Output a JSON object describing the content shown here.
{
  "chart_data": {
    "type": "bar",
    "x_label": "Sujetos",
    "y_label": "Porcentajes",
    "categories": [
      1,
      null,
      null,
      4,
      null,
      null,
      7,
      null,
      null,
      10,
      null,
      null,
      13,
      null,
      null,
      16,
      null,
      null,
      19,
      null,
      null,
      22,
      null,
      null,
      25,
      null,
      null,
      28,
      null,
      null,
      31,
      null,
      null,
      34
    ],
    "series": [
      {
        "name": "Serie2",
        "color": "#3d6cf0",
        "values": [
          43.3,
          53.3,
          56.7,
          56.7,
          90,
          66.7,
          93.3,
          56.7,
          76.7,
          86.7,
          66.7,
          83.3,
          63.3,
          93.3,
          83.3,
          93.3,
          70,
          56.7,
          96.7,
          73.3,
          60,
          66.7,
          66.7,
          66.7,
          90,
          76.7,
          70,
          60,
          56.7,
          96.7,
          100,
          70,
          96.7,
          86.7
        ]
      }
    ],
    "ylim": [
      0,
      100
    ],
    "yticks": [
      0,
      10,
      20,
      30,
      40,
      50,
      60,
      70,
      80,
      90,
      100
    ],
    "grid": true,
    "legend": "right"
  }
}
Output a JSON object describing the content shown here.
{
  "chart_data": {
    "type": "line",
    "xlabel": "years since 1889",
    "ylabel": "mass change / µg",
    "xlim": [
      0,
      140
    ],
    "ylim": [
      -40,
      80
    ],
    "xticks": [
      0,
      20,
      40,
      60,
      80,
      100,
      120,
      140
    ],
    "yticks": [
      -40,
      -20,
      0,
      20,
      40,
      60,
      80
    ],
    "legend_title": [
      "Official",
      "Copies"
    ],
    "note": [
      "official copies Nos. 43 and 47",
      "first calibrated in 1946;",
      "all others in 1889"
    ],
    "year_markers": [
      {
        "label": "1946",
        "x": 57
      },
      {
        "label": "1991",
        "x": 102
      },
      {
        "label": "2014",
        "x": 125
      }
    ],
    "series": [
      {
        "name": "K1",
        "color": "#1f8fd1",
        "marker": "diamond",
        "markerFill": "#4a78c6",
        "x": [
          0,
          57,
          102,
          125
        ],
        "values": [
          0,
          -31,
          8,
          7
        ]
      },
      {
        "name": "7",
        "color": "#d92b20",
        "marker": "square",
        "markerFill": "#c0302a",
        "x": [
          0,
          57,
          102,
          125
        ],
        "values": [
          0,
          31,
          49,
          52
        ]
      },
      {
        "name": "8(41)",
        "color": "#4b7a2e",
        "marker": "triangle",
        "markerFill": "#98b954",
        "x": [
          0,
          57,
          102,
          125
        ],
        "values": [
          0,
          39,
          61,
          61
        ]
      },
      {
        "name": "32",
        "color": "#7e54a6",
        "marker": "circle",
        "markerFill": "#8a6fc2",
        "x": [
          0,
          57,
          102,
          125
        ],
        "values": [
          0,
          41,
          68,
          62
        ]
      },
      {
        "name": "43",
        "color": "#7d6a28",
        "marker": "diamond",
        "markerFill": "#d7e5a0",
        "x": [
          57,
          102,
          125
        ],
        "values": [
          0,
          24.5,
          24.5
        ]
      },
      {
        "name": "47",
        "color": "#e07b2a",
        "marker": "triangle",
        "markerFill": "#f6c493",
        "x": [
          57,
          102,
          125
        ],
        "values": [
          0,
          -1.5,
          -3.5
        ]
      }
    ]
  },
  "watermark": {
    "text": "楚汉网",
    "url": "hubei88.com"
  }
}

**GIVEN TASK**
Print all of the entries exactly as they are written.

**REPLY TO THE EXERCISE**
Output a JSON object describing the content shown here.
{
  "chart_data": {
    "type": "bar",
    "x_label": "Sujetos",
    "y_label": "Porcentajes",
    "categories": [
      1,
      null,
      null,
      4,
      null,
      null,
      7,
      null,
      null,
      10,
      null,
      null,
      13,
      null,
      null,
      16,
      null,
      null,
      19,
      null,
      null,
      22,
      null,
      null,
      25,
      null,
      null,
      28,
      null,
      null,
      31,
      null,
      null,
      34
    ],
    "series": [
      {
        "name": "Serie2",
        "color": "#3d6cf0",
        "values": [
          43.3,
          53.3,
          56.7,
          56.7,
          90,
          66.7,
          93.3,
          56.7,
          76.7,
          86.7,
          66.7,
          83.3,
          63.3,
          93.3,
          83.3,
          93.3,
          70,
          56.7,
          96.7,
          73.3,
          60,
          66.7,
          66.7,
          66.7,
          90,
          76.7,
          70,
          60,
          56.7,
          96.7,
          100,
          70,
          96.7,
          86.7
        ]
      }
    ],
    "ylim": [
      0,
      100
    ],
    "yticks": [
      0,
      10,
      20,
      30,
      40,
      50,
      60,
      70,
      80,
      90,
      100
    ],
    "grid": true,
    "legend": "right"
  }
}
Output a JSON object describing the content shown here.
{
  "chart_data": {
    "type": "line",
    "xlabel": "years since 1889",
    "ylabel": "mass change / µg",
    "xlim": [
      0,
      140
    ],
    "ylim": [
      -40,
      80
    ],
    "xticks": [
      0,
      20,
      40,
      60,
      80,
      100,
      120,
      140
    ],
    "yticks": [
      -40,
      -20,
      0,
      20,
      40,
      60,
      80
    ],
    "legend_title": [
      "Official",
      "Copies"
    ],
    "note": [
      "official copies Nos. 43 and 47",
      "first calibrated in 1946;",
      "all others in 1889"
    ],
    "year_markers": [
      {
        "label": "1946",
        "x": 57
      },
      {
        "label": "1991",
        "x": 102
      },
      {
        "label": "2014",
        "x": 125
      }
    ],
    "series": [
      {
        "name": "K1",
        "color": "#1f8fd1",
        "marker": "diamond",
        "markerFill": "#4a78c6",
        "x": [
          0,
          57,
          102,
          125
        ],
        "values": [
          0,
          -31,
          8,
          7
        ]
      },
      {
        "name": "7",
        "color": "#d92b20",
        "marker": "square",
        "markerFill": "#c0302a",
        "x": [
          0,
          57,
          102,
          125
        ],
        "values": [
          0,
          31,
          49,
          52
        ]
      },
      {
        "name": "8(41)",
        "color": "#4b7a2e",
        "marker": "triangle",
        "markerFill": "#98b954",
        "x": [
          0,
          57,
          102,
          125
        ],
        "values": [
          0,
          39,
          61,
          61
        ]
      },
      {
        "name": "32",
        "color": "#7e54a6",
        "marker": "circle",
        "markerFill": "#8a6fc2",
        "x": [
          0,
          57,
          102,
          125
        ],
        "values": [
          0,
          41,
          68,
          62
        ]
      },
      {
        "name": "43",
        "color": "#7d6a28",
        "marker": "diamond",
        "markerFill": "#d7e5a0",
        "x": [
          57,
          102,
          125
        ],
        "values": [
          0,
          24.5,
          24.5
        ]
      },
      {
        "name": "47",
        "color": "#e07b2a",
        "marker": "triangle",
        "markerFill": "#f6c493",
        "x": [
          57,
          102,
          125
        ],
        "values": [
          0,
          -1.5,
          -3.5
        ]
      }
    ]
  },
  "watermark": {
    "text": "楚汉网",
    "url": "hubei88.com"
  }
}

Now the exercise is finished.